State only the count of lines in the listing below that hold "осуществляется".

━━ INFORMATION SUPPLIED

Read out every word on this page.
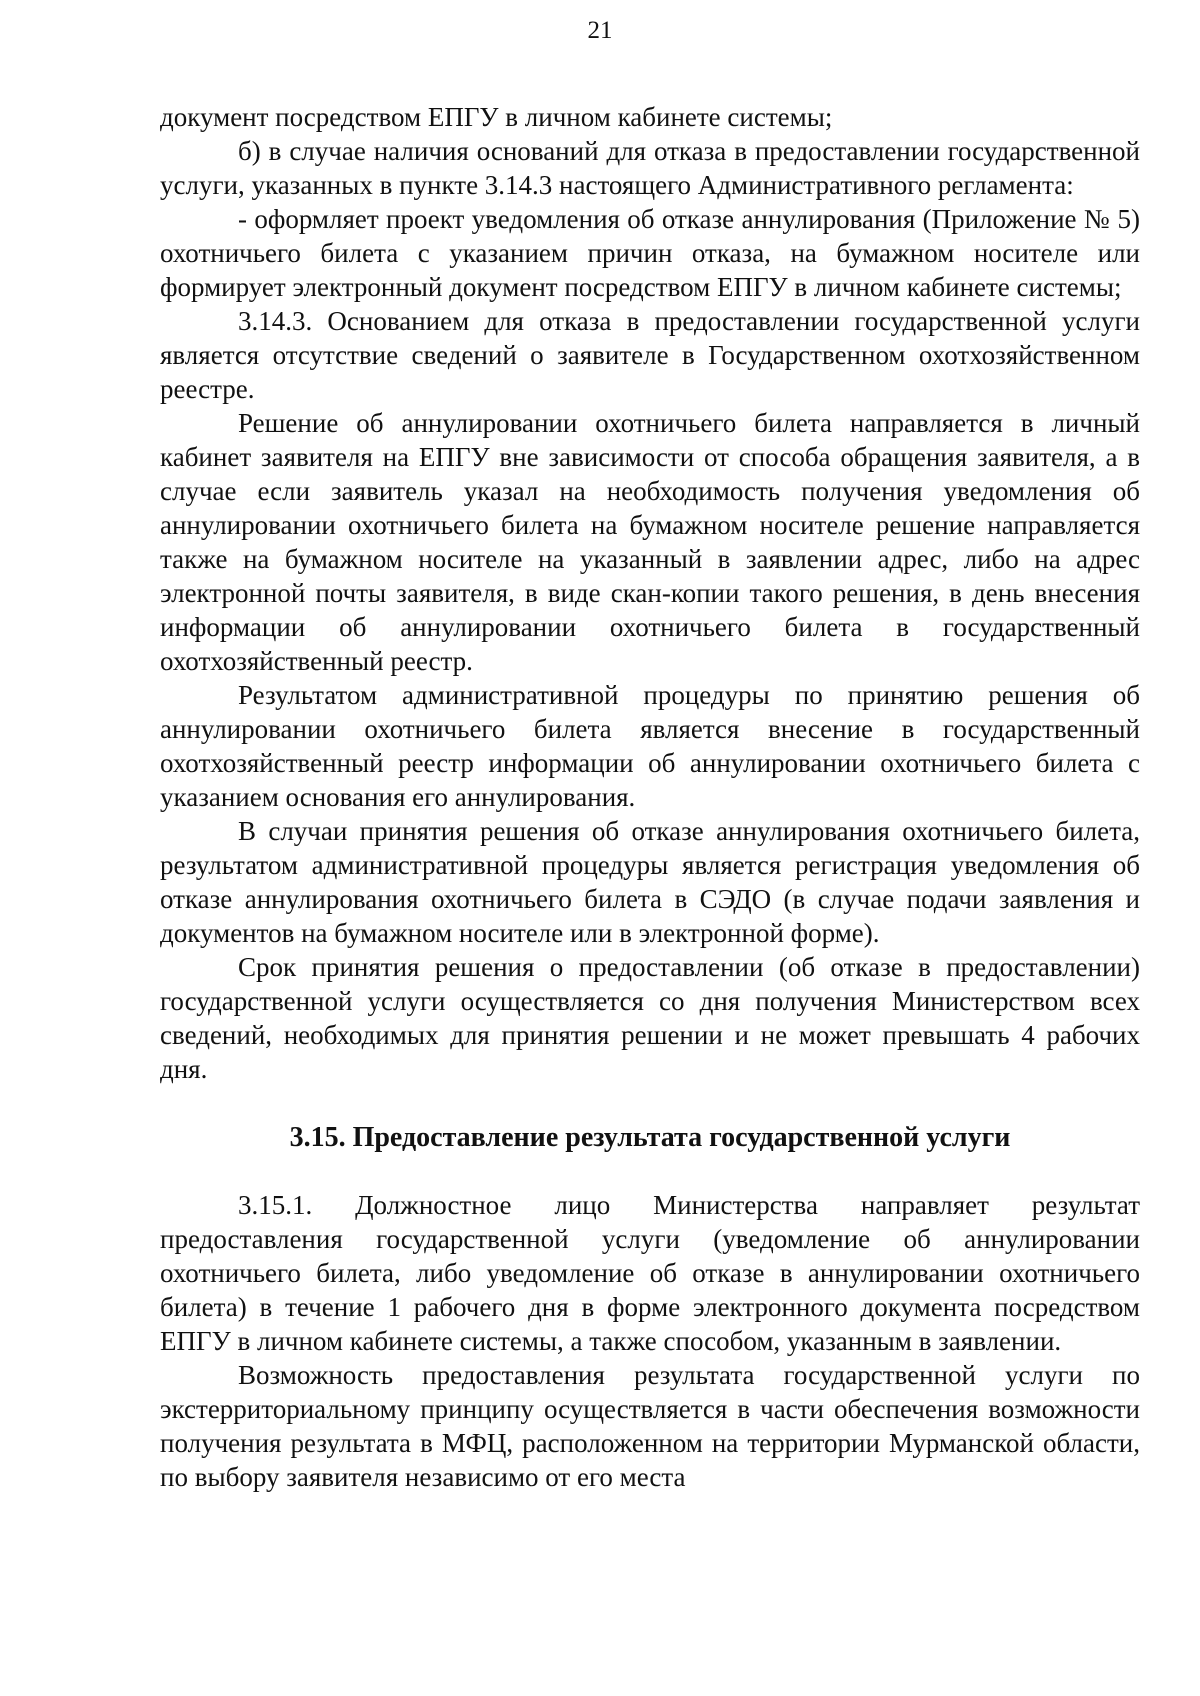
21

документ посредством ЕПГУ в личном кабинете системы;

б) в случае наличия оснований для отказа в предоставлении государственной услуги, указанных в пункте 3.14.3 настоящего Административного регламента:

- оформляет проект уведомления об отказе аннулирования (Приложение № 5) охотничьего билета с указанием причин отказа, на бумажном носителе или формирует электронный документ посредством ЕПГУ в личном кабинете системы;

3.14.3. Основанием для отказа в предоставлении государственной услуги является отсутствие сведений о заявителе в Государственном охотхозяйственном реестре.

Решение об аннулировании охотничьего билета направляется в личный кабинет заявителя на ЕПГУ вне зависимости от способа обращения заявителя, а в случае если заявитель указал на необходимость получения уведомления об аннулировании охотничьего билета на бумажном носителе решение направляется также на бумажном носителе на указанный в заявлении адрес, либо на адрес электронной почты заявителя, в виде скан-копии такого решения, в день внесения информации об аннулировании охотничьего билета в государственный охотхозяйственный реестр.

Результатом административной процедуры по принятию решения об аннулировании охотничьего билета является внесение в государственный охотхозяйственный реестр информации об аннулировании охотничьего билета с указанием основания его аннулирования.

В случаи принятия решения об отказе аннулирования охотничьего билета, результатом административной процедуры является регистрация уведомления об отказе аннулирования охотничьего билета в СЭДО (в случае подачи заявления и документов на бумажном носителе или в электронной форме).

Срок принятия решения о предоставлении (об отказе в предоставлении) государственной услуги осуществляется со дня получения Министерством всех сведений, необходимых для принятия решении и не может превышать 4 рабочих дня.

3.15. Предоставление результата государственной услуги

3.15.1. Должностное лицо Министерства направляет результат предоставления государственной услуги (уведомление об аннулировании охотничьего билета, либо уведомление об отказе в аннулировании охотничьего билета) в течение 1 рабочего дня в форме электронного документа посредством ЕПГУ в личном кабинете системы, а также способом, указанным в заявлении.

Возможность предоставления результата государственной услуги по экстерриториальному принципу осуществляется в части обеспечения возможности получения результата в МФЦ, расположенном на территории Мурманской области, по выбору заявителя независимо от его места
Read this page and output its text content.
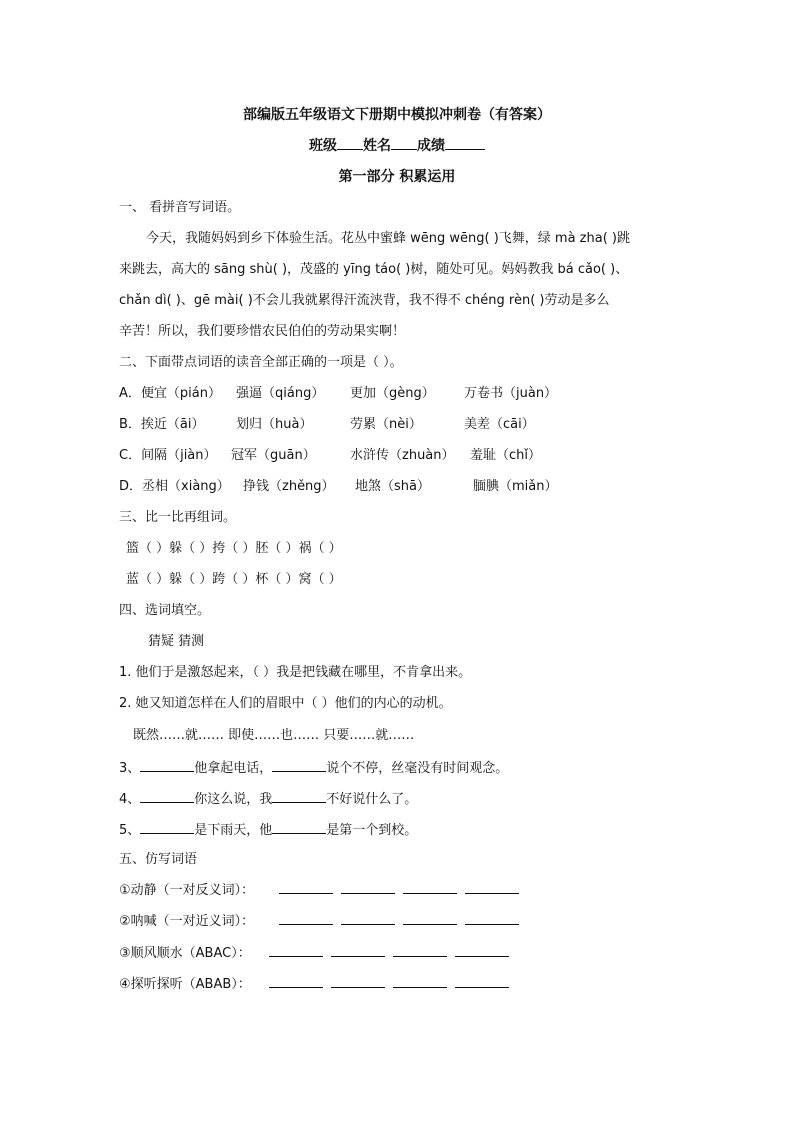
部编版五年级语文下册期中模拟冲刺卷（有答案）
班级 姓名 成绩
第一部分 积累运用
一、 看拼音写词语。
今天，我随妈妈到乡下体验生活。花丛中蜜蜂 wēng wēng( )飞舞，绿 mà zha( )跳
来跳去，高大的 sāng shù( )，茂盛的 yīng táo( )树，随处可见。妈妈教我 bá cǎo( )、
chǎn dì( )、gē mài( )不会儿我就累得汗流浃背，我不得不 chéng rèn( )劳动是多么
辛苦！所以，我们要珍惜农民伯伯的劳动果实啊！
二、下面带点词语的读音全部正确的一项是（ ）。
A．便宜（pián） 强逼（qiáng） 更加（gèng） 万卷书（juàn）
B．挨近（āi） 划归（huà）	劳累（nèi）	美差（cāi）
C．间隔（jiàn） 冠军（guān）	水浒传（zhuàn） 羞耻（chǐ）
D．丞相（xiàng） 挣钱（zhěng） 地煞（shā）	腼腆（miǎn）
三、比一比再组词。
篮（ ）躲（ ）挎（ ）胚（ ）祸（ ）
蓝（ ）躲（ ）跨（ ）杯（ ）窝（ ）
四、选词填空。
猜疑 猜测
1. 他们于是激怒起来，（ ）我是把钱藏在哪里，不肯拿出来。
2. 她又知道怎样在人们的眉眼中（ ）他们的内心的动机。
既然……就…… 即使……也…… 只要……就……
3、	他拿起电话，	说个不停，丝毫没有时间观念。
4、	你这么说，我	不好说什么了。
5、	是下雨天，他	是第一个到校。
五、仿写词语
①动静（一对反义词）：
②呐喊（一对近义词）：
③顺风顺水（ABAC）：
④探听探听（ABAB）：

━━━━
━━ INFORMATION SUPPLIED

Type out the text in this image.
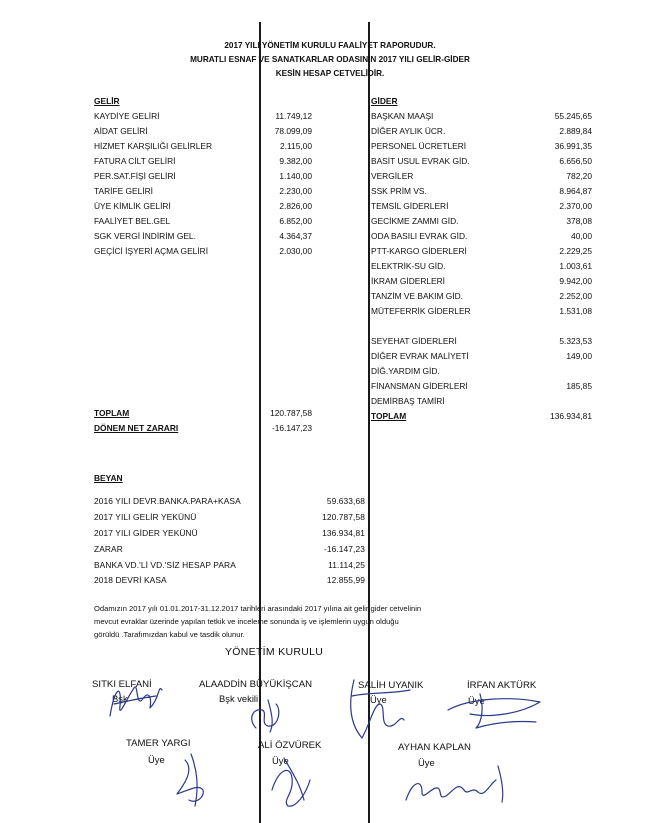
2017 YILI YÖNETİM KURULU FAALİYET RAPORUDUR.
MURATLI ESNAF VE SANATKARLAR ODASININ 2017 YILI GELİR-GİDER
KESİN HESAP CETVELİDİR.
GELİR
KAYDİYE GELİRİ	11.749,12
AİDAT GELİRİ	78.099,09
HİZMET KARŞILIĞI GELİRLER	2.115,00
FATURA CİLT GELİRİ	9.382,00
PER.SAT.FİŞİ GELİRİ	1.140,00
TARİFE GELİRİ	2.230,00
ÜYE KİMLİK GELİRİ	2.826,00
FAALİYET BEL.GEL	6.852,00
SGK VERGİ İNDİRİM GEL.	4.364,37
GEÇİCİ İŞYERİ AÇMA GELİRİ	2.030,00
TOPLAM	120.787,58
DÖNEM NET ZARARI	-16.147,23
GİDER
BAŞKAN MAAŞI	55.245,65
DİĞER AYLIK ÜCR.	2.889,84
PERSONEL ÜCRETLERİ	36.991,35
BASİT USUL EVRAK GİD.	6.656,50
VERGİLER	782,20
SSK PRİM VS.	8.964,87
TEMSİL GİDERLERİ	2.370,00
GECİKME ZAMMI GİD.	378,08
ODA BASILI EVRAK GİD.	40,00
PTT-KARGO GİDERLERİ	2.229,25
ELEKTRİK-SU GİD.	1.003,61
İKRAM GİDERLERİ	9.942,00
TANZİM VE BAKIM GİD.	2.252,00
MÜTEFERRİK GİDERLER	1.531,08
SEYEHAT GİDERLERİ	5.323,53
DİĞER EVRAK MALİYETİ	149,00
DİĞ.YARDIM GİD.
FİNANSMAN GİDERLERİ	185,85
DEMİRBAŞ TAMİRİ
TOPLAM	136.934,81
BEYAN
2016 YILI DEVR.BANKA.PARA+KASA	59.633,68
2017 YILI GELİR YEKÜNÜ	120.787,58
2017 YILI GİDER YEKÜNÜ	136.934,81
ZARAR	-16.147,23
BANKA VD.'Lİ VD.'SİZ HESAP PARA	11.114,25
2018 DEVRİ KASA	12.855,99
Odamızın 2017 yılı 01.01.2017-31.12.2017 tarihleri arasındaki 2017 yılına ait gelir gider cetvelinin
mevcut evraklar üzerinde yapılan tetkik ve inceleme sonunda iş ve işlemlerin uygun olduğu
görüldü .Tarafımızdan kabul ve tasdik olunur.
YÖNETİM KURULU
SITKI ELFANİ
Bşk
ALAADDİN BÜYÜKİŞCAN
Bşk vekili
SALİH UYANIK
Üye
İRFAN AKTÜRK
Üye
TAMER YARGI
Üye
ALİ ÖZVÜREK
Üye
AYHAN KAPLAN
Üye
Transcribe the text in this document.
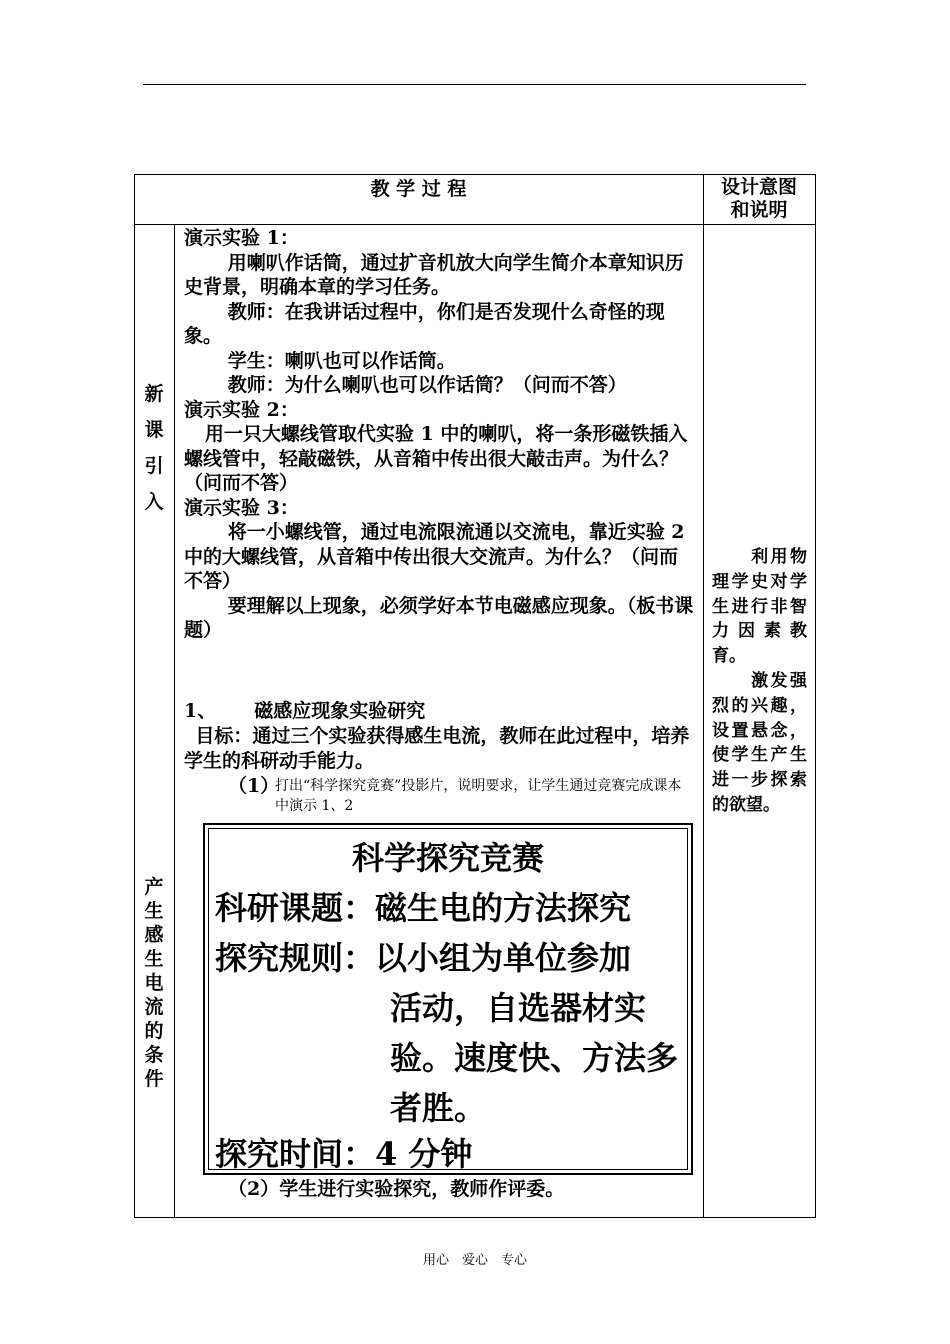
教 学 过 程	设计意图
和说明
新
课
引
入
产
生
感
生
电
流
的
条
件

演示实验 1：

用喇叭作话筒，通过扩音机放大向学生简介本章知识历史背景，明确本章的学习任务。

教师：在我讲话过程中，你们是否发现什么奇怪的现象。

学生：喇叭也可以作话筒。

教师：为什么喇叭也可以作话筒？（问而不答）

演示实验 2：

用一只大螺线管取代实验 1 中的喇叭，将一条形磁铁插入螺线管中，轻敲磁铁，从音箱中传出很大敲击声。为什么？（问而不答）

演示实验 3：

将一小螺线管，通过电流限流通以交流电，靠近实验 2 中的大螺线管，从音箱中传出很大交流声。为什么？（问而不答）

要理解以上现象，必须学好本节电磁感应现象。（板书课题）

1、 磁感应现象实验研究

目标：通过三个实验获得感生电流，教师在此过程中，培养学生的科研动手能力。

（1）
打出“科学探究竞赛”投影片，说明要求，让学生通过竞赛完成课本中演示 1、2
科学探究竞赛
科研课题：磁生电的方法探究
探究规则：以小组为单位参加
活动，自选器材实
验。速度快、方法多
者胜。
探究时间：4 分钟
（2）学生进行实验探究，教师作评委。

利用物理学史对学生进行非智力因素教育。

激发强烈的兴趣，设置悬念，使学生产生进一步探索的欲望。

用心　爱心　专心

━━━━

• [WORKED ANSWER]:
2